[Structured figure records]
══════════

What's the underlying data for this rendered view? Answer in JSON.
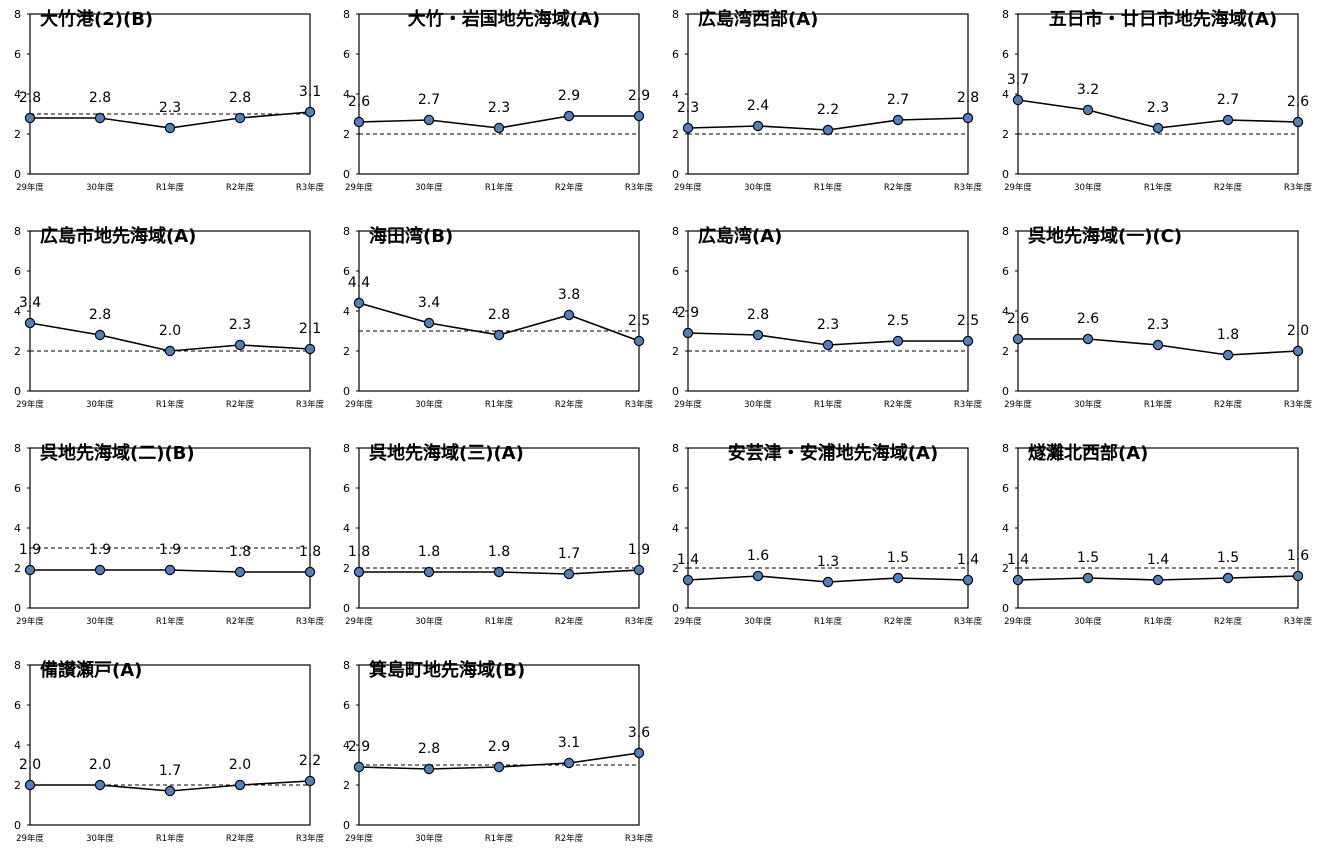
{
  "chart_data": [
    {
      "type": "line",
      "title": "大竹港(2)(B)",
      "categories": [
        "29年度",
        "30年度",
        "R1年度",
        "R2年度",
        "R3年度"
      ],
      "values": [
        2.8,
        2.8,
        2.3,
        2.8,
        3.1
      ],
      "labels": [
        "2.8",
        "2.8",
        "2.3",
        "2.8",
        "3.1"
      ],
      "standard": 3,
      "ylim": [
        0,
        8
      ],
      "yticks": [
        "0",
        "2",
        "4",
        "6",
        "8"
      ]
    },
    {
      "type": "line",
      "title": "大竹・岩国地先海域(A)",
      "categories": [
        "29年度",
        "30年度",
        "R1年度",
        "R2年度",
        "R3年度"
      ],
      "values": [
        2.6,
        2.7,
        2.3,
        2.9,
        2.9
      ],
      "labels": [
        "2.6",
        "2.7",
        "2.3",
        "2.9",
        "2.9"
      ],
      "standard": 2,
      "ylim": [
        0,
        8
      ],
      "yticks": [
        "0",
        "2",
        "4",
        "6",
        "8"
      ]
    },
    {
      "type": "line",
      "title": "広島湾西部(A)",
      "categories": [
        "29年度",
        "30年度",
        "R1年度",
        "R2年度",
        "R3年度"
      ],
      "values": [
        2.3,
        2.4,
        2.2,
        2.7,
        2.8
      ],
      "labels": [
        "2.3",
        "2.4",
        "2.2",
        "2.7",
        "2.8"
      ],
      "standard": 2,
      "ylim": [
        0,
        8
      ],
      "yticks": [
        "0",
        "2",
        "4",
        "6",
        "8"
      ]
    },
    {
      "type": "line",
      "title": "五日市・廿日市地先海域(A)",
      "categories": [
        "29年度",
        "30年度",
        "R1年度",
        "R2年度",
        "R3年度"
      ],
      "values": [
        3.7,
        3.2,
        2.3,
        2.7,
        2.6
      ],
      "labels": [
        "3.7",
        "3.2",
        "2.3",
        "2.7",
        "2.6"
      ],
      "standard": 2,
      "ylim": [
        0,
        8
      ],
      "yticks": [
        "0",
        "2",
        "4",
        "6",
        "8"
      ]
    },
    {
      "type": "line",
      "title": "広島市地先海域(A)",
      "categories": [
        "29年度",
        "30年度",
        "R1年度",
        "R2年度",
        "R3年度"
      ],
      "values": [
        3.4,
        2.8,
        2.0,
        2.3,
        2.1
      ],
      "labels": [
        "3.4",
        "2.8",
        "2.0",
        "2.3",
        "2.1"
      ],
      "standard": 2,
      "ylim": [
        0,
        8
      ],
      "yticks": [
        "0",
        "2",
        "4",
        "6",
        "8"
      ]
    },
    {
      "type": "line",
      "title": "海田湾(B)",
      "categories": [
        "29年度",
        "30年度",
        "R1年度",
        "R2年度",
        "R3年度"
      ],
      "values": [
        4.4,
        3.4,
        2.8,
        3.8,
        2.5
      ],
      "labels": [
        "4.4",
        "3.4",
        "2.8",
        "3.8",
        "2.5"
      ],
      "standard": 3,
      "ylim": [
        0,
        8
      ],
      "yticks": [
        "0",
        "2",
        "4",
        "6",
        "8"
      ]
    },
    {
      "type": "line",
      "title": "広島湾(A)",
      "categories": [
        "29年度",
        "30年度",
        "R1年度",
        "R2年度",
        "R3年度"
      ],
      "values": [
        2.9,
        2.8,
        2.3,
        2.5,
        2.5
      ],
      "labels": [
        "2.9",
        "2.8",
        "2.3",
        "2.5",
        "2.5"
      ],
      "standard": 2,
      "ylim": [
        0,
        8
      ],
      "yticks": [
        "0",
        "2",
        "4",
        "6",
        "8"
      ]
    },
    {
      "type": "line",
      "title": "呉地先海域(一)(C)",
      "categories": [
        "29年度",
        "30年度",
        "R1年度",
        "R2年度",
        "R3年度"
      ],
      "values": [
        2.6,
        2.6,
        2.3,
        1.8,
        2.0
      ],
      "labels": [
        "2.6",
        "2.6",
        "2.3",
        "1.8",
        "2.0"
      ],
      "standard": 8,
      "ylim": [
        0,
        8
      ],
      "yticks": [
        "0",
        "2",
        "4",
        "6",
        "8"
      ]
    },
    {
      "type": "line",
      "title": "呉地先海域(二)(B)",
      "categories": [
        "29年度",
        "30年度",
        "R1年度",
        "R2年度",
        "R3年度"
      ],
      "values": [
        1.9,
        1.9,
        1.9,
        1.8,
        1.8
      ],
      "labels": [
        "1.9",
        "1.9",
        "1.9",
        "1.8",
        "1.8"
      ],
      "standard": 3,
      "ylim": [
        0,
        8
      ],
      "yticks": [
        "0",
        "2",
        "4",
        "6",
        "8"
      ]
    },
    {
      "type": "line",
      "title": "呉地先海域(三)(A)",
      "categories": [
        "29年度",
        "30年度",
        "R1年度",
        "R2年度",
        "R3年度"
      ],
      "values": [
        1.8,
        1.8,
        1.8,
        1.7,
        1.9
      ],
      "labels": [
        "1.8",
        "1.8",
        "1.8",
        "1.7",
        "1.9"
      ],
      "standard": 2,
      "ylim": [
        0,
        8
      ],
      "yticks": [
        "0",
        "2",
        "4",
        "6",
        "8"
      ]
    },
    {
      "type": "line",
      "title": "安芸津・安浦地先海域(A)",
      "categories": [
        "29年度",
        "30年度",
        "R1年度",
        "R2年度",
        "R3年度"
      ],
      "values": [
        1.4,
        1.6,
        1.3,
        1.5,
        1.4
      ],
      "labels": [
        "1.4",
        "1.6",
        "1.3",
        "1.5",
        "1.4"
      ],
      "standard": 2,
      "ylim": [
        0,
        8
      ],
      "yticks": [
        "0",
        "2",
        "4",
        "6",
        "8"
      ]
    },
    {
      "type": "line",
      "title": "燧灘北西部(A)",
      "categories": [
        "29年度",
        "30年度",
        "R1年度",
        "R2年度",
        "R3年度"
      ],
      "values": [
        1.4,
        1.5,
        1.4,
        1.5,
        1.6
      ],
      "labels": [
        "1.4",
        "1.5",
        "1.4",
        "1.5",
        "1.6"
      ],
      "standard": 2,
      "ylim": [
        0,
        8
      ],
      "yticks": [
        "0",
        "2",
        "4",
        "6",
        "8"
      ]
    },
    {
      "type": "line",
      "title": "備讃瀬戸(A)",
      "categories": [
        "29年度",
        "30年度",
        "R1年度",
        "R2年度",
        "R3年度"
      ],
      "values": [
        2.0,
        2.0,
        1.7,
        2.0,
        2.2
      ],
      "labels": [
        "2.0",
        "2.0",
        "1.7",
        "2.0",
        "2.2"
      ],
      "standard": 2,
      "ylim": [
        0,
        8
      ],
      "yticks": [
        "0",
        "2",
        "4",
        "6",
        "8"
      ]
    },
    {
      "type": "line",
      "title": "箕島町地先海域(B)",
      "categories": [
        "29年度",
        "30年度",
        "R1年度",
        "R2年度",
        "R3年度"
      ],
      "values": [
        2.9,
        2.8,
        2.9,
        3.1,
        3.6
      ],
      "labels": [
        "2.9",
        "2.8",
        "2.9",
        "3.1",
        "3.6"
      ],
      "standard": 3,
      "ylim": [
        0,
        8
      ],
      "yticks": [
        "0",
        "2",
        "4",
        "6",
        "8"
      ]
    }
  ],
  "colors": {
    "marker_fill": "#4f81bd",
    "line": "#000000",
    "standard_line": "#000000"
  }
}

══════════

_Objective:_
From the data above, pick out each line containing "呉地先海域" and copy it.

_Solved problem:_
      "title": "呉地先海域(一)(C)",
      "title": "呉地先海域(二)(B)",
      "title": "呉地先海域(三)(A)",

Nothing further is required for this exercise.